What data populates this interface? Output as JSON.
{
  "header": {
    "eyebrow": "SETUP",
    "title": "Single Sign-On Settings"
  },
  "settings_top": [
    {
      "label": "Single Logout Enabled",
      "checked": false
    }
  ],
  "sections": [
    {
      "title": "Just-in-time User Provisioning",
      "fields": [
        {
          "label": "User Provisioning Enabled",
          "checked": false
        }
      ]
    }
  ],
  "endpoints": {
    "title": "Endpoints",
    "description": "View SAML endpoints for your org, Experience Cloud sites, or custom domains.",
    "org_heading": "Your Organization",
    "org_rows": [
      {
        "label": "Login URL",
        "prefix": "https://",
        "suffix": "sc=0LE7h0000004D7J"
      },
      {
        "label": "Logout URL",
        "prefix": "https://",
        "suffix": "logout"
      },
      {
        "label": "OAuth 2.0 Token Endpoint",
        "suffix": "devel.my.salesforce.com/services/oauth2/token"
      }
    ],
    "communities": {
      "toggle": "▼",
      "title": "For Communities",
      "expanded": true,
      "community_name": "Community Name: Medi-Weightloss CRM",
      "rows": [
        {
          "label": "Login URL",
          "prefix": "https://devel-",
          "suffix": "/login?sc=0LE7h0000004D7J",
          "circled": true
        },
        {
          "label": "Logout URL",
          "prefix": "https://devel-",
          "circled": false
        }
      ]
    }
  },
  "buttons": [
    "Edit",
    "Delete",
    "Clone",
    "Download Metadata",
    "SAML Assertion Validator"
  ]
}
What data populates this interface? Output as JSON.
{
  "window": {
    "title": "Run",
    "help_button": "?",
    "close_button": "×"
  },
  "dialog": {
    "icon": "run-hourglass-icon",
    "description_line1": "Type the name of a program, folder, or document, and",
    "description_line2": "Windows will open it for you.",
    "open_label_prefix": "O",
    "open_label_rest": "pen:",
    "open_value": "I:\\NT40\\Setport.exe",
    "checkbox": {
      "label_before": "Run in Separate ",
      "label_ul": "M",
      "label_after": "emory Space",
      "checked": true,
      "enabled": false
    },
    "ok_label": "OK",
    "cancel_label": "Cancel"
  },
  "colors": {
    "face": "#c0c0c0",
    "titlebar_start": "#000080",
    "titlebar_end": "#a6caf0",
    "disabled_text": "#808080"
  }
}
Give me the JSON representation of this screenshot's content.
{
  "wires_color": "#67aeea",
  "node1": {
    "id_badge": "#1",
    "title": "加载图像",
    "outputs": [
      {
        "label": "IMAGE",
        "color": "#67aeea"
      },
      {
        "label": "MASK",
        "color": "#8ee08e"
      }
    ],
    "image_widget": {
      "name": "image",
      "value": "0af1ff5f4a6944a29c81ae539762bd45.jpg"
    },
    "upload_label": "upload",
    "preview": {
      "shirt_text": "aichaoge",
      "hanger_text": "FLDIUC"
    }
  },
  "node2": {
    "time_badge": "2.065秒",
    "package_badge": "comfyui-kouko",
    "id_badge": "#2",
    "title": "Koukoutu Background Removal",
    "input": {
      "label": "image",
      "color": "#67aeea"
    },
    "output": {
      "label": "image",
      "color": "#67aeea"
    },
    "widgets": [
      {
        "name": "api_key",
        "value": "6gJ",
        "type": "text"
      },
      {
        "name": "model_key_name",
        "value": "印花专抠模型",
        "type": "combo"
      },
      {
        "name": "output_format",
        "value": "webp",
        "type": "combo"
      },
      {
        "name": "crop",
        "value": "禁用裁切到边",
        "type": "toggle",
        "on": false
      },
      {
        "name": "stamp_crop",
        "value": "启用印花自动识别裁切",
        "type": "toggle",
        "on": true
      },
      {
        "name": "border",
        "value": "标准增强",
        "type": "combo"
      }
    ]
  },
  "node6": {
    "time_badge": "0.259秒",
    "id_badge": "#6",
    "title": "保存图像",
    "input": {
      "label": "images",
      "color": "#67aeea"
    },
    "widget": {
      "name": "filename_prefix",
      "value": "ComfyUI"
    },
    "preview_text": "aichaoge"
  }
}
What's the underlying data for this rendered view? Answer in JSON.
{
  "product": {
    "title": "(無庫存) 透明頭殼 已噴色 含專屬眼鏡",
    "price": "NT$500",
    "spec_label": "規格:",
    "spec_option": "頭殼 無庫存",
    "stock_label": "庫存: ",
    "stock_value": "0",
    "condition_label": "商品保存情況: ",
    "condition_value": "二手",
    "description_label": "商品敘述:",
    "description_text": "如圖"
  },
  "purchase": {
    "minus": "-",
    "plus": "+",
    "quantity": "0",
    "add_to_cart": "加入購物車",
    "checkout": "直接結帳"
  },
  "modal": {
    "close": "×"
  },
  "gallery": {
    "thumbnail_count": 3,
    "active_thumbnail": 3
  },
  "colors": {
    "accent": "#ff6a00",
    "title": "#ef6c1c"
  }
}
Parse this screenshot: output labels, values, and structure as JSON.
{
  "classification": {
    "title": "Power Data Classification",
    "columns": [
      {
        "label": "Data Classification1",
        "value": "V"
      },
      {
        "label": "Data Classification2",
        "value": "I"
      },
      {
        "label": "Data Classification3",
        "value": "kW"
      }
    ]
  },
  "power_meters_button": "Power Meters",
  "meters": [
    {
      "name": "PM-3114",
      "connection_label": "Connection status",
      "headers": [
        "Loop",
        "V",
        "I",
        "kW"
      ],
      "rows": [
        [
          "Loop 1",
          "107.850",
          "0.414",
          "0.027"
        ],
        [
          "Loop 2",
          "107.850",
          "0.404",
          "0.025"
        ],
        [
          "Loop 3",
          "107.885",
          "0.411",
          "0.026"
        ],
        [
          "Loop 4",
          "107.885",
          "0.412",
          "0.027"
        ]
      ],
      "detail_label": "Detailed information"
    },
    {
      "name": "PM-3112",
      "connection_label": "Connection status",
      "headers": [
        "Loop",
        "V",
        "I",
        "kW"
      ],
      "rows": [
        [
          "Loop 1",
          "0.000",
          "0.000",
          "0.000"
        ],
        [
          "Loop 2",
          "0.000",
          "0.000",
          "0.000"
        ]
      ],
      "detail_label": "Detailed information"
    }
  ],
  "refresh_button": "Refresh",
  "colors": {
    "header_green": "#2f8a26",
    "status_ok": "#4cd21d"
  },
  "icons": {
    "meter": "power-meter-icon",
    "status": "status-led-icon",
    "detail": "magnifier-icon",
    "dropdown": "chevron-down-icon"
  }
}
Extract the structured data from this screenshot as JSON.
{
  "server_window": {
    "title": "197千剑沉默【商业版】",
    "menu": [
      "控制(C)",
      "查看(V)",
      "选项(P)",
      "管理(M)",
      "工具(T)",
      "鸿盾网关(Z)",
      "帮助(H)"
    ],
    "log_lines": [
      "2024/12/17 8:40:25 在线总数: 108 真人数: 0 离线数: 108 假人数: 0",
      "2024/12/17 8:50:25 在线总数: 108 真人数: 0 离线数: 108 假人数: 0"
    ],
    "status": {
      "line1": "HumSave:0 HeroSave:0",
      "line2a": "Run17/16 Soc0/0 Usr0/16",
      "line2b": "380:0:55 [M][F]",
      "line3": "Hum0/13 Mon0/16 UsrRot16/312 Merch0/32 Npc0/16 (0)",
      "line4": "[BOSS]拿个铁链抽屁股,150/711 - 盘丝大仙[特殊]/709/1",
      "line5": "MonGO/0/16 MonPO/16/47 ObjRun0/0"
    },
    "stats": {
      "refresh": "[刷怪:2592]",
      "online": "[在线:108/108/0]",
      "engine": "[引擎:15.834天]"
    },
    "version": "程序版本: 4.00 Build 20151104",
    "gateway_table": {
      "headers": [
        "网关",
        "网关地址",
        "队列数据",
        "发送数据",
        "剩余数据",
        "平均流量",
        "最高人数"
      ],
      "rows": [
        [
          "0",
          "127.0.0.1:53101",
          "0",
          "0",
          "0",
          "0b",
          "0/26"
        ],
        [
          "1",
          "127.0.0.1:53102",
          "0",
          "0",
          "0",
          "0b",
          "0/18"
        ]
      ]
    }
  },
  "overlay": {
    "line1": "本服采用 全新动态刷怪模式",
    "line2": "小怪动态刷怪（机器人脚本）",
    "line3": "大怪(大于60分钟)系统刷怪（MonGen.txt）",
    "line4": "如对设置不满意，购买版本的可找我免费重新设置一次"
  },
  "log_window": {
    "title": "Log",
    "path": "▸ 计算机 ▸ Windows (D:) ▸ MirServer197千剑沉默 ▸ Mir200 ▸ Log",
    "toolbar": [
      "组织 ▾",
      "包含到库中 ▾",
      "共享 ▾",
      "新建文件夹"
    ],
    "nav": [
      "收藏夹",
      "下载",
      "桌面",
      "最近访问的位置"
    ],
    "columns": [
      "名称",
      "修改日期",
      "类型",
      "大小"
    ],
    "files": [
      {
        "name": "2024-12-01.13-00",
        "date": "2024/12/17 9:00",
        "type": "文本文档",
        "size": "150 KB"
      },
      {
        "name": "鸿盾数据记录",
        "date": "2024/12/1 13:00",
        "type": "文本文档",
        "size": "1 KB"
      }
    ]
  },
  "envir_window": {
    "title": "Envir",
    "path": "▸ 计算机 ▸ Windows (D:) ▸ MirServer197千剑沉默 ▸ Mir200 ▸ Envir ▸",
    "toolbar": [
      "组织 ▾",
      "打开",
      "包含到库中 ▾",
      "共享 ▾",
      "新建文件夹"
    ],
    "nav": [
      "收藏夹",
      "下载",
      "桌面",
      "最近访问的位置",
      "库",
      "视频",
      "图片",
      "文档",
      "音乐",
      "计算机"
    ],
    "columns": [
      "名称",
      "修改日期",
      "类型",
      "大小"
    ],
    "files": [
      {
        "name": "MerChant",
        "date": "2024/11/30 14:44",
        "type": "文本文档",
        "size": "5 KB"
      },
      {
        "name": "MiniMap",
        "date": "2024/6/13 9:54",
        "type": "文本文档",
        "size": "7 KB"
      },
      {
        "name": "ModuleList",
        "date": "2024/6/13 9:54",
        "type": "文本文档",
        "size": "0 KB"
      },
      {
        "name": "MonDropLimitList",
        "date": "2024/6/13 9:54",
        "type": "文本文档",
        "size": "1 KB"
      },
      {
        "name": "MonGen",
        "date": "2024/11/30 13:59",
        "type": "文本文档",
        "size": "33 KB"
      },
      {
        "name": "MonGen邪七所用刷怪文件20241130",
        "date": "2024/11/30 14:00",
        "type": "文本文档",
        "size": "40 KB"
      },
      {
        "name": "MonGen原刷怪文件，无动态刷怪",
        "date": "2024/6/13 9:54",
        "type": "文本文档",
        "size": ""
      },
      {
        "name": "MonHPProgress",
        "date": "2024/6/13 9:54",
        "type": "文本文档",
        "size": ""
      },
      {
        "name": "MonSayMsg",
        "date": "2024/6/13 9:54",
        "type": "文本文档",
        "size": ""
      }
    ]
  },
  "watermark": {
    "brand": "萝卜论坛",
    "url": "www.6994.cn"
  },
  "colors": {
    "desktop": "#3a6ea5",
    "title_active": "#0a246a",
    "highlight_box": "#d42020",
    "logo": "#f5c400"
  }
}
□ □ □ □ □ □ □
* **WORK TO BE COMPLETED**: Using the records above, select and copy every line that has the word "SAML".

* **TASK RESPONSE**:
    "description": "View SAML endpoints for your org, Experience Cloud sites, or custom domains.",
    "SAML Assertion Validator"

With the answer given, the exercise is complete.